Extracted records

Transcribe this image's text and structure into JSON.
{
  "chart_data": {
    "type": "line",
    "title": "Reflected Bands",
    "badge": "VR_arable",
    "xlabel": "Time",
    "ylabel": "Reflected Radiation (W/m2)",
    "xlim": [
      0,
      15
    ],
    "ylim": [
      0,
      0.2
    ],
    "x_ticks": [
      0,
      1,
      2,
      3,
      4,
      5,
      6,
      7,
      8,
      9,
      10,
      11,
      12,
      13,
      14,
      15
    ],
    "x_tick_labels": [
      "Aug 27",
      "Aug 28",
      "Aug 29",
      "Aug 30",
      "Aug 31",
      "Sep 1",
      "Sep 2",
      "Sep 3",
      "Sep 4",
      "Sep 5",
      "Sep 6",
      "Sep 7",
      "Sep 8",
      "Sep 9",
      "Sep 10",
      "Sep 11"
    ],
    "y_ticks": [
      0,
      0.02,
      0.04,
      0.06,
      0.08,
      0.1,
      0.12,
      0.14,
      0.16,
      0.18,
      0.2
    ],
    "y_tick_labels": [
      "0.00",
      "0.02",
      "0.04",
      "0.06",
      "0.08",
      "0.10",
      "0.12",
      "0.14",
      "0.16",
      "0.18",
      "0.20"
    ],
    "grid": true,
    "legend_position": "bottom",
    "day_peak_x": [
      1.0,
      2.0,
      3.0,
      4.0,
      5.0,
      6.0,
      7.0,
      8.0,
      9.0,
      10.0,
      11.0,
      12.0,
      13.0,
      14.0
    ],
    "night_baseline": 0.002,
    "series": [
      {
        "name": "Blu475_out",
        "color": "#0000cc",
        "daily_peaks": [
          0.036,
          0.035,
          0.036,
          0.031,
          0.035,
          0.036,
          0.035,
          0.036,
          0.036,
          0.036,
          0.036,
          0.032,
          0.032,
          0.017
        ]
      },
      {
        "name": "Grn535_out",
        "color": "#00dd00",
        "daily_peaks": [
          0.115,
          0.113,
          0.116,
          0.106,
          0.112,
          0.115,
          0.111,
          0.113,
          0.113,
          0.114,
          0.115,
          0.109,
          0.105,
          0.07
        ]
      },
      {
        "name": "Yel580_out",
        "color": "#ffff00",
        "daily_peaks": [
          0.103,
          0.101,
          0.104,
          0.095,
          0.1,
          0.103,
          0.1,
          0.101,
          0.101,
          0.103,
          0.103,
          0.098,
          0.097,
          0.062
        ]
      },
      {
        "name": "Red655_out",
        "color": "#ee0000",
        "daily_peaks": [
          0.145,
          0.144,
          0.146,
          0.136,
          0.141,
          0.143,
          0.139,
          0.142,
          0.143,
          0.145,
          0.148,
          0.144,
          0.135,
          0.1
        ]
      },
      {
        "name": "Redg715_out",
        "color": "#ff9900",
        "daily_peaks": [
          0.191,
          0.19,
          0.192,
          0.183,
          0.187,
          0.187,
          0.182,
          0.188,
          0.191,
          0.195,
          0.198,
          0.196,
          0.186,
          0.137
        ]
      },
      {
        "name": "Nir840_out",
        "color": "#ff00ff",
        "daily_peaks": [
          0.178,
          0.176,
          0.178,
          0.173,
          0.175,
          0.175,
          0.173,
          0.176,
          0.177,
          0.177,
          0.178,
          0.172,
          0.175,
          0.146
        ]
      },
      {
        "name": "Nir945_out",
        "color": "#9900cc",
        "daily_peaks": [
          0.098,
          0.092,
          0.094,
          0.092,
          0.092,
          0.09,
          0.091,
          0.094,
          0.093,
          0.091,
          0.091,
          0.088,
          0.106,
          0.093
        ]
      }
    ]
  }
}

Problem description
Transcribe all of the material exactly. Omit nothing.

The result
Transcribe this image's text and structure into JSON.
{
  "chart_data": {
    "type": "line",
    "title": "Reflected Bands",
    "badge": "VR_arable",
    "xlabel": "Time",
    "ylabel": "Reflected Radiation (W/m2)",
    "xlim": [
      0,
      15
    ],
    "ylim": [
      0,
      0.2
    ],
    "x_ticks": [
      0,
      1,
      2,
      3,
      4,
      5,
      6,
      7,
      8,
      9,
      10,
      11,
      12,
      13,
      14,
      15
    ],
    "x_tick_labels": [
      "Aug 27",
      "Aug 28",
      "Aug 29",
      "Aug 30",
      "Aug 31",
      "Sep 1",
      "Sep 2",
      "Sep 3",
      "Sep 4",
      "Sep 5",
      "Sep 6",
      "Sep 7",
      "Sep 8",
      "Sep 9",
      "Sep 10",
      "Sep 11"
    ],
    "y_ticks": [
      0,
      0.02,
      0.04,
      0.06,
      0.08,
      0.1,
      0.12,
      0.14,
      0.16,
      0.18,
      0.2
    ],
    "y_tick_labels": [
      "0.00",
      "0.02",
      "0.04",
      "0.06",
      "0.08",
      "0.10",
      "0.12",
      "0.14",
      "0.16",
      "0.18",
      "0.20"
    ],
    "grid": true,
    "legend_position": "bottom",
    "day_peak_x": [
      1.0,
      2.0,
      3.0,
      4.0,
      5.0,
      6.0,
      7.0,
      8.0,
      9.0,
      10.0,
      11.0,
      12.0,
      13.0,
      14.0
    ],
    "night_baseline": 0.002,
    "series": [
      {
        "name": "Blu475_out",
        "color": "#0000cc",
        "daily_peaks": [
          0.036,
          0.035,
          0.036,
          0.031,
          0.035,
          0.036,
          0.035,
          0.036,
          0.036,
          0.036,
          0.036,
          0.032,
          0.032,
          0.017
        ]
      },
      {
        "name": "Grn535_out",
        "color": "#00dd00",
        "daily_peaks": [
          0.115,
          0.113,
          0.116,
          0.106,
          0.112,
          0.115,
          0.111,
          0.113,
          0.113,
          0.114,
          0.115,
          0.109,
          0.105,
          0.07
        ]
      },
      {
        "name": "Yel580_out",
        "color": "#ffff00",
        "daily_peaks": [
          0.103,
          0.101,
          0.104,
          0.095,
          0.1,
          0.103,
          0.1,
          0.101,
          0.101,
          0.103,
          0.103,
          0.098,
          0.097,
          0.062
        ]
      },
      {
        "name": "Red655_out",
        "color": "#ee0000",
        "daily_peaks": [
          0.145,
          0.144,
          0.146,
          0.136,
          0.141,
          0.143,
          0.139,
          0.142,
          0.143,
          0.145,
          0.148,
          0.144,
          0.135,
          0.1
        ]
      },
      {
        "name": "Redg715_out",
        "color": "#ff9900",
        "daily_peaks": [
          0.191,
          0.19,
          0.192,
          0.183,
          0.187,
          0.187,
          0.182,
          0.188,
          0.191,
          0.195,
          0.198,
          0.196,
          0.186,
          0.137
        ]
      },
      {
        "name": "Nir840_out",
        "color": "#ff00ff",
        "daily_peaks": [
          0.178,
          0.176,
          0.178,
          0.173,
          0.175,
          0.175,
          0.173,
          0.176,
          0.177,
          0.177,
          0.178,
          0.172,
          0.175,
          0.146
        ]
      },
      {
        "name": "Nir945_out",
        "color": "#9900cc",
        "daily_peaks": [
          0.098,
          0.092,
          0.094,
          0.092,
          0.092,
          0.09,
          0.091,
          0.094,
          0.093,
          0.091,
          0.091,
          0.088,
          0.106,
          0.093
        ]
      }
    ]
  }
}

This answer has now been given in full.